Task requirements:
Make a tally of the lines in the records that include the string "ylabel", and give only that number.

Material for the task:
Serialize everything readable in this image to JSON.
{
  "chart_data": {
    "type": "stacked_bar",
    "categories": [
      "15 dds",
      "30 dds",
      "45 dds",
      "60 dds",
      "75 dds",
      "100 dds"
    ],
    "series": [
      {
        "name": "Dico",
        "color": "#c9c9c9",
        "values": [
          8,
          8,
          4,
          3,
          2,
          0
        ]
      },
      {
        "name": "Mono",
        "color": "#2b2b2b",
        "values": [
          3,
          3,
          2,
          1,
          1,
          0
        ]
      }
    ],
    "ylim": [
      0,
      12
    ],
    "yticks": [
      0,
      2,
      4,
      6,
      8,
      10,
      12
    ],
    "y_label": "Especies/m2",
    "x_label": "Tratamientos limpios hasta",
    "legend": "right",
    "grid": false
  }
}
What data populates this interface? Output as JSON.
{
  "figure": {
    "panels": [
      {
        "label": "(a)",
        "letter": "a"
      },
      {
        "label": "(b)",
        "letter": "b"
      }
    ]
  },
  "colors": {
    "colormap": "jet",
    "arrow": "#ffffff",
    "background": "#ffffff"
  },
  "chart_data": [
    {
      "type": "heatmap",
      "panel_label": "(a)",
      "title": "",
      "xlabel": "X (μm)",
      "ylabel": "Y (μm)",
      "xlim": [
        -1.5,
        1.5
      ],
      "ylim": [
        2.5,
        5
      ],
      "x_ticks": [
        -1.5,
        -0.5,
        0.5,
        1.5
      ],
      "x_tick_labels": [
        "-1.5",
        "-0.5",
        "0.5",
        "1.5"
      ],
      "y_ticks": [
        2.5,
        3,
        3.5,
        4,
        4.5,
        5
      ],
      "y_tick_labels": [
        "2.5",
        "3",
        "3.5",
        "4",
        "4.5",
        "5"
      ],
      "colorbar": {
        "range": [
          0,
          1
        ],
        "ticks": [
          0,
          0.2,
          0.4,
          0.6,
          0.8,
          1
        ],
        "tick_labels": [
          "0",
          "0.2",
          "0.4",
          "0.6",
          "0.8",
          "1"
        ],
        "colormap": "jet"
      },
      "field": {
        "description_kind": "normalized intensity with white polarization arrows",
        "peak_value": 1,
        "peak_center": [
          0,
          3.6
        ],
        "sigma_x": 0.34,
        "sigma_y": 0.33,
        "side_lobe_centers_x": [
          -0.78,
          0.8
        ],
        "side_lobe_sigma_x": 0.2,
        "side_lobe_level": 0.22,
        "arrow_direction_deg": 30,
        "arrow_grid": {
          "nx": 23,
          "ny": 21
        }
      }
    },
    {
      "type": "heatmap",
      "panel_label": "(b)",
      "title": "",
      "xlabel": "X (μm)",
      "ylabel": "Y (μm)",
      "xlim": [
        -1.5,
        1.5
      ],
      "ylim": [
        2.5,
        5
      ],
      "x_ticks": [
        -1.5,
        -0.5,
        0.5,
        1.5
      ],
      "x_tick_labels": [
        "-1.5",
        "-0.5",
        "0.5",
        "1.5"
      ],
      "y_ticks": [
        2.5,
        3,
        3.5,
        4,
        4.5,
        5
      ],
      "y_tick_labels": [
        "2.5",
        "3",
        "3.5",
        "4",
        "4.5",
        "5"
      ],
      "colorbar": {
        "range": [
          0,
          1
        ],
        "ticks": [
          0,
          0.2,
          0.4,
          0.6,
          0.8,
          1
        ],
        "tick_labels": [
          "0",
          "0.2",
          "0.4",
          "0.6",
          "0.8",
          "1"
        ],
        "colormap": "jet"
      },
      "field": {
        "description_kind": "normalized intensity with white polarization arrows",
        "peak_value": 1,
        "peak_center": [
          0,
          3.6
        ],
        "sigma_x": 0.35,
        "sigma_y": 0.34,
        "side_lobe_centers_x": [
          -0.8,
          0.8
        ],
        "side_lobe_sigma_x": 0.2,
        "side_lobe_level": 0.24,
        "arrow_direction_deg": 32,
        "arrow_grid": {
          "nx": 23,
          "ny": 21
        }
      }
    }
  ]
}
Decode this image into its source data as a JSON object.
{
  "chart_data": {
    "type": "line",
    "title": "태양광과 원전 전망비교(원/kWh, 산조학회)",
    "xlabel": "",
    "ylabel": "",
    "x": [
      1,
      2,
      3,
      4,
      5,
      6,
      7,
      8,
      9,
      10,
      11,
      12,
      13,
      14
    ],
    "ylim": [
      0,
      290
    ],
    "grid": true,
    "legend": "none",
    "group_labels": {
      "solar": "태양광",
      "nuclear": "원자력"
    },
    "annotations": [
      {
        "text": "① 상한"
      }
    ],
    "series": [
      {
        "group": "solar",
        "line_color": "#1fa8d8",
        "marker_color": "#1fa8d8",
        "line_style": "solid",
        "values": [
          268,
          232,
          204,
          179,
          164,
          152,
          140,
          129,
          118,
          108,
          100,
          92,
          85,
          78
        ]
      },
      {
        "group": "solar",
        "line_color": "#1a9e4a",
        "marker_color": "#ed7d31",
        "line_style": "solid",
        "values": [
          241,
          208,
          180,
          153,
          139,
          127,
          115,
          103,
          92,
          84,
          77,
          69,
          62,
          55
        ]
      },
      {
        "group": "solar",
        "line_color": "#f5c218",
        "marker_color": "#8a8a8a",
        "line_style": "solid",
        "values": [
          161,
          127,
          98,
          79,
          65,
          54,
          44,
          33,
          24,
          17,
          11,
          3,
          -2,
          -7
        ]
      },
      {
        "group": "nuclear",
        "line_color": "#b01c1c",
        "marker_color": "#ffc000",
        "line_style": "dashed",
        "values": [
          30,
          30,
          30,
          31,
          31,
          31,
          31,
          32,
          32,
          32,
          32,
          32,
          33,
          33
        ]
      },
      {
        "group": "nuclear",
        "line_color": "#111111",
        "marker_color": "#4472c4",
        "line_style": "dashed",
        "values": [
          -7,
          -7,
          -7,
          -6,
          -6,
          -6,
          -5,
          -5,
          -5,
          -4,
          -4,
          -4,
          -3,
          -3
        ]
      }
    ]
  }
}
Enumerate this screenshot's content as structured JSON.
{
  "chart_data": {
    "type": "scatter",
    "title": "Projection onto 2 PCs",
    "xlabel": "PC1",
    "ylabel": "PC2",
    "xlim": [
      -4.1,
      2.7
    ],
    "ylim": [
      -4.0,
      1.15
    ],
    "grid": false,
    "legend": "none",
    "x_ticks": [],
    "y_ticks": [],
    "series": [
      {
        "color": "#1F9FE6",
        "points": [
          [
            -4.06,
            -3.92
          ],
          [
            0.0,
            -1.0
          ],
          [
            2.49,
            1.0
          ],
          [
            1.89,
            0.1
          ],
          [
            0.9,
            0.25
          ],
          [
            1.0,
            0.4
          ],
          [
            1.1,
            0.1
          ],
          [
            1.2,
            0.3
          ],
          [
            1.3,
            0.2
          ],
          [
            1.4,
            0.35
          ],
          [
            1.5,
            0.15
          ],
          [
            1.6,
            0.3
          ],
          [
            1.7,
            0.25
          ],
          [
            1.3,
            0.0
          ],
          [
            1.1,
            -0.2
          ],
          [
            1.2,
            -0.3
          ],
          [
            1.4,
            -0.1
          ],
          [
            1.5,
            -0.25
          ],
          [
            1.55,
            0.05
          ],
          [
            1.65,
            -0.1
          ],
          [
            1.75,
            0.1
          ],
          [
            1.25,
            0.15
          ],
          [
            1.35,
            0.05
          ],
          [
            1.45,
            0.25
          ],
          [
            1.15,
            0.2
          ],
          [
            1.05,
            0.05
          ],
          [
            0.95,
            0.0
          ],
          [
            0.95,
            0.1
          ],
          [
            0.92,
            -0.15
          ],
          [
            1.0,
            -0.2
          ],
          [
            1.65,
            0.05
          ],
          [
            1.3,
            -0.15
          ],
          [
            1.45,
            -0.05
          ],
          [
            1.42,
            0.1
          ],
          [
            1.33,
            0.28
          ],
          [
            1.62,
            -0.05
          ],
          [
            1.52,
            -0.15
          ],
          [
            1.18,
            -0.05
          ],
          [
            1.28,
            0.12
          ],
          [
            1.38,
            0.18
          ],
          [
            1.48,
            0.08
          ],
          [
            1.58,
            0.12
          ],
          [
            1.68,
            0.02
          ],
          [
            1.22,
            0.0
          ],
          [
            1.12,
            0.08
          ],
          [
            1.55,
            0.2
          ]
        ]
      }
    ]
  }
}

Output of the task:
4